begin

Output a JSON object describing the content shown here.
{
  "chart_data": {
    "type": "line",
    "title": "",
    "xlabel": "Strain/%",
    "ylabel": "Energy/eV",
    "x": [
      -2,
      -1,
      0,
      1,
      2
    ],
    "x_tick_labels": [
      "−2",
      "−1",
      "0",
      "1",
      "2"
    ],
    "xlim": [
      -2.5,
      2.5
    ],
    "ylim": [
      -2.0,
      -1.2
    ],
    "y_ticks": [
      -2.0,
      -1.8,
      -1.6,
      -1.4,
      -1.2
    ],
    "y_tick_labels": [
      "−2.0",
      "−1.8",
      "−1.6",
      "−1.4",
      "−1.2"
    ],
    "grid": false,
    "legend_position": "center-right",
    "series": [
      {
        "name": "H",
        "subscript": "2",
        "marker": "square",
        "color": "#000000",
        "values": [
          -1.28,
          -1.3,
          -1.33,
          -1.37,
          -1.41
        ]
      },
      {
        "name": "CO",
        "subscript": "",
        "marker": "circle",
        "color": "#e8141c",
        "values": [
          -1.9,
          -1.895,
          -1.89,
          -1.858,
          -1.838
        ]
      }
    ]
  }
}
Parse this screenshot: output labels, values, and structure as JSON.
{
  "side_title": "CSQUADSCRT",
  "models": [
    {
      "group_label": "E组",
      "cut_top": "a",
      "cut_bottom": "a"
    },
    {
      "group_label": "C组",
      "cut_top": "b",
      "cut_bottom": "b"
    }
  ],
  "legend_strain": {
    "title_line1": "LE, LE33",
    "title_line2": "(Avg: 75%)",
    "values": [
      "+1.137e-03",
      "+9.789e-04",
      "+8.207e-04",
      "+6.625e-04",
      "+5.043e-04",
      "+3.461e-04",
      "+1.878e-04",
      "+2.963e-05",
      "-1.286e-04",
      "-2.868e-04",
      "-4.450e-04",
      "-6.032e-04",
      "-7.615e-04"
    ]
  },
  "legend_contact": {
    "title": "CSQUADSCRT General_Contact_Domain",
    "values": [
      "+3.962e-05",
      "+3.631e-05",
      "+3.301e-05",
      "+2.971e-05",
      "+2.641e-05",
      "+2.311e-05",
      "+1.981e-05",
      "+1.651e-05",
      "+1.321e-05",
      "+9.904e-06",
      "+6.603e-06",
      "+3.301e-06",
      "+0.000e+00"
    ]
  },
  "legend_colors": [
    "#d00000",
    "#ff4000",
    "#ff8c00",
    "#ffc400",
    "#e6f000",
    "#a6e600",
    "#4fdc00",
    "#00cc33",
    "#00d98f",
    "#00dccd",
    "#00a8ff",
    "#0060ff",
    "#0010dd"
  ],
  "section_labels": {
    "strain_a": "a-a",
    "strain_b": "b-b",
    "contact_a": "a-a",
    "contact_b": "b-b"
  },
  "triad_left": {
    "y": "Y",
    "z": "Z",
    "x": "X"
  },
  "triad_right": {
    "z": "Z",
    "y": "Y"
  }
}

end

# TASK PROMPT:
Produce an exact copy of the whole listing.

# SOLUTION TO THE EXERCISE:
Output a JSON object describing the content shown here.
{
  "chart_data": {
    "type": "line",
    "title": "",
    "xlabel": "Strain/%",
    "ylabel": "Energy/eV",
    "x": [
      -2,
      -1,
      0,
      1,
      2
    ],
    "x_tick_labels": [
      "−2",
      "−1",
      "0",
      "1",
      "2"
    ],
    "xlim": [
      -2.5,
      2.5
    ],
    "ylim": [
      -2.0,
      -1.2
    ],
    "y_ticks": [
      -2.0,
      -1.8,
      -1.6,
      -1.4,
      -1.2
    ],
    "y_tick_labels": [
      "−2.0",
      "−1.8",
      "−1.6",
      "−1.4",
      "−1.2"
    ],
    "grid": false,
    "legend_position": "center-right",
    "series": [
      {
        "name": "H",
        "subscript": "2",
        "marker": "square",
        "color": "#000000",
        "values": [
          -1.28,
          -1.3,
          -1.33,
          -1.37,
          -1.41
        ]
      },
      {
        "name": "CO",
        "subscript": "",
        "marker": "circle",
        "color": "#e8141c",
        "values": [
          -1.9,
          -1.895,
          -1.89,
          -1.858,
          -1.838
        ]
      }
    ]
  }
}
Parse this screenshot: output labels, values, and structure as JSON.
{
  "side_title": "CSQUADSCRT",
  "models": [
    {
      "group_label": "E组",
      "cut_top": "a",
      "cut_bottom": "a"
    },
    {
      "group_label": "C组",
      "cut_top": "b",
      "cut_bottom": "b"
    }
  ],
  "legend_strain": {
    "title_line1": "LE, LE33",
    "title_line2": "(Avg: 75%)",
    "values": [
      "+1.137e-03",
      "+9.789e-04",
      "+8.207e-04",
      "+6.625e-04",
      "+5.043e-04",
      "+3.461e-04",
      "+1.878e-04",
      "+2.963e-05",
      "-1.286e-04",
      "-2.868e-04",
      "-4.450e-04",
      "-6.032e-04",
      "-7.615e-04"
    ]
  },
  "legend_contact": {
    "title": "CSQUADSCRT General_Contact_Domain",
    "values": [
      "+3.962e-05",
      "+3.631e-05",
      "+3.301e-05",
      "+2.971e-05",
      "+2.641e-05",
      "+2.311e-05",
      "+1.981e-05",
      "+1.651e-05",
      "+1.321e-05",
      "+9.904e-06",
      "+6.603e-06",
      "+3.301e-06",
      "+0.000e+00"
    ]
  },
  "legend_colors": [
    "#d00000",
    "#ff4000",
    "#ff8c00",
    "#ffc400",
    "#e6f000",
    "#a6e600",
    "#4fdc00",
    "#00cc33",
    "#00d98f",
    "#00dccd",
    "#00a8ff",
    "#0060ff",
    "#0010dd"
  ],
  "section_labels": {
    "strain_a": "a-a",
    "strain_b": "b-b",
    "contact_a": "a-a",
    "contact_b": "b-b"
  },
  "triad_left": {
    "y": "Y",
    "z": "Z",
    "x": "X"
  },
  "triad_right": {
    "z": "Z",
    "y": "Y"
  }
}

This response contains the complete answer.